▶ Written instruction:
Within the records below, find each line that holds the string "other", then copy it.
── Records for the exercise
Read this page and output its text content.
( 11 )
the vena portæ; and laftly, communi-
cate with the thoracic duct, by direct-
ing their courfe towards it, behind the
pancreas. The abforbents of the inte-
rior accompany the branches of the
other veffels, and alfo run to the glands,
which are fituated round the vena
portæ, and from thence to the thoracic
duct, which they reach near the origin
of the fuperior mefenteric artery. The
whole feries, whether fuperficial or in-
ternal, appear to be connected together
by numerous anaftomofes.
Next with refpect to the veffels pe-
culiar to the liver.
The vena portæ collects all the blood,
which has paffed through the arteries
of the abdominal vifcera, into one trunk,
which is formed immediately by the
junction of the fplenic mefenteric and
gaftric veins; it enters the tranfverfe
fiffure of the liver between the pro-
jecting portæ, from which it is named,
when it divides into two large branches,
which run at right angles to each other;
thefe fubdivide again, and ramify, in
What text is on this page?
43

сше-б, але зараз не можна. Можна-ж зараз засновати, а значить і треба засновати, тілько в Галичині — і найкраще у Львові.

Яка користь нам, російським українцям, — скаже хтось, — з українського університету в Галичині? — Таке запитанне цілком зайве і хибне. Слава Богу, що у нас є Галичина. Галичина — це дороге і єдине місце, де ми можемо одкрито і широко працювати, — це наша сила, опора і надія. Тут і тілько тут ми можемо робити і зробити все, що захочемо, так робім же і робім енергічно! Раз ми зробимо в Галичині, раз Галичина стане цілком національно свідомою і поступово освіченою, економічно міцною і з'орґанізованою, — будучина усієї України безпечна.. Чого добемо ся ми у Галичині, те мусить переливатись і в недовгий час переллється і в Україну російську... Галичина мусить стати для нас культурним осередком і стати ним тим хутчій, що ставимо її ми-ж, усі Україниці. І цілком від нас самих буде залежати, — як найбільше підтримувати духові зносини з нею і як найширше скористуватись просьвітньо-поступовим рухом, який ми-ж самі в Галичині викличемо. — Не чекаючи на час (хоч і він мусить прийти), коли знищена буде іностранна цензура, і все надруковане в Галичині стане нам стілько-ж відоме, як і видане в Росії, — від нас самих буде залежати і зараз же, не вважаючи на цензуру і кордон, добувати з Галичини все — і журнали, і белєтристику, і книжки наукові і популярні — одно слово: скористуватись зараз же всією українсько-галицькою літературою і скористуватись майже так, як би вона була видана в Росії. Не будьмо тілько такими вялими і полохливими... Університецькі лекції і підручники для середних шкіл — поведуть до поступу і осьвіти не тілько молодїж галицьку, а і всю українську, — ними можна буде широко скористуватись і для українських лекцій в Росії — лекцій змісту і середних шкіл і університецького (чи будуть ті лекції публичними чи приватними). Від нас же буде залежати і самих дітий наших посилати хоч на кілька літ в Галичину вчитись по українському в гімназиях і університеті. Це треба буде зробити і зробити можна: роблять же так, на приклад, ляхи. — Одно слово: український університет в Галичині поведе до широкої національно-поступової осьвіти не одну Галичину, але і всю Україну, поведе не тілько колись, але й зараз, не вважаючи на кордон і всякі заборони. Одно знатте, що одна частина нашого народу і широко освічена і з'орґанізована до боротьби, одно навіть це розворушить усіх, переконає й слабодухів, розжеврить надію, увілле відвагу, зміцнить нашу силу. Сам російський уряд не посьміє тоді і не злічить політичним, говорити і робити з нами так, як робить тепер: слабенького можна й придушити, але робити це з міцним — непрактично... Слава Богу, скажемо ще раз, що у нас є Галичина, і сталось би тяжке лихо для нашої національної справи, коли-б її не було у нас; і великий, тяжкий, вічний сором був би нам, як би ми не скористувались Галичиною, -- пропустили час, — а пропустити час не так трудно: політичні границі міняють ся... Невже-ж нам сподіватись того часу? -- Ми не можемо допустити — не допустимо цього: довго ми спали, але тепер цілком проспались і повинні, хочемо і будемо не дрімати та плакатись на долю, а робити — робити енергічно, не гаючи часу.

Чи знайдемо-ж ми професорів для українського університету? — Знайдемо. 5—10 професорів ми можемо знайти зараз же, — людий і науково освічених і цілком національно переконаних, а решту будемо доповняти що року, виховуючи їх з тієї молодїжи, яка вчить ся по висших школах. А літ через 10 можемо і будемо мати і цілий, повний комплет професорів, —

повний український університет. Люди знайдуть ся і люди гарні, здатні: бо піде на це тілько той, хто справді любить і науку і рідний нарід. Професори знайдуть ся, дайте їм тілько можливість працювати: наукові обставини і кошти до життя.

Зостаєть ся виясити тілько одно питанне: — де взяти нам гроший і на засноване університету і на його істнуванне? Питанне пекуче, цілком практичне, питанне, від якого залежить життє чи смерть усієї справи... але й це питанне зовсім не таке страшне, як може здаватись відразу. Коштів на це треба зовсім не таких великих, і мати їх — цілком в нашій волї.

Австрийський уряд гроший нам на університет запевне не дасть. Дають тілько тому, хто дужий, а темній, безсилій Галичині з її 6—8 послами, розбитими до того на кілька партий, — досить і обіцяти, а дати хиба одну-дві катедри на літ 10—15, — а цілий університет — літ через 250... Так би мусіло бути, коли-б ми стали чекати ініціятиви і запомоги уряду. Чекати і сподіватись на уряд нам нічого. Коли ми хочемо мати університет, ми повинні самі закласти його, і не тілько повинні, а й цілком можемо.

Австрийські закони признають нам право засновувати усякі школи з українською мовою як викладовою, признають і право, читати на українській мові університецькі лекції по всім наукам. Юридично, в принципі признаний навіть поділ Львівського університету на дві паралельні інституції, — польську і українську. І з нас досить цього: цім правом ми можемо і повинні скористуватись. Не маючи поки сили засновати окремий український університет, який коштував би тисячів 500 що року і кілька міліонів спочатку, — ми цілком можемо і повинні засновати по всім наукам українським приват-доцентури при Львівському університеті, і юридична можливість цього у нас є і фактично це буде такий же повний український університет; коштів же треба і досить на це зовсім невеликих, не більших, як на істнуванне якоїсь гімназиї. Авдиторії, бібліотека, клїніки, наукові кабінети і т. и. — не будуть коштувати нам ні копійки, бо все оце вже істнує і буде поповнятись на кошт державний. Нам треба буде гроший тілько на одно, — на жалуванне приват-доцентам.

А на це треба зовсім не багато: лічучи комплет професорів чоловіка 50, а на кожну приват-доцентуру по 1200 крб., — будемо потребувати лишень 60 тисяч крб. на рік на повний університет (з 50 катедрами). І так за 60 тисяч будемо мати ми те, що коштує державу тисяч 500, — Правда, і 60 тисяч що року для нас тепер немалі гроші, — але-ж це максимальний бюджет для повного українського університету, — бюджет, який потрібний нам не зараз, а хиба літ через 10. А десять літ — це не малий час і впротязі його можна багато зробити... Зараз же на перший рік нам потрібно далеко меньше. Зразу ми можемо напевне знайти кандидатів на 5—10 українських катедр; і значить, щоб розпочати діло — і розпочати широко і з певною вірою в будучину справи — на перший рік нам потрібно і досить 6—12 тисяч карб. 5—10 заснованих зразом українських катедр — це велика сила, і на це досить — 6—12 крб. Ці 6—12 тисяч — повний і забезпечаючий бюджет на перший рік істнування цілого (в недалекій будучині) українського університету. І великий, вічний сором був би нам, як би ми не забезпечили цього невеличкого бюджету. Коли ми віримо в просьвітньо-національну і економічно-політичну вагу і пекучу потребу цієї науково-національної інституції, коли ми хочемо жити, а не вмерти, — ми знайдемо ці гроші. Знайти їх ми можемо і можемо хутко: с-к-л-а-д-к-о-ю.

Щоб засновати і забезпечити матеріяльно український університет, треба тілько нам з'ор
────
▶ Result:
other veffels, and alfo run to the glands,
which run at right angles to each other;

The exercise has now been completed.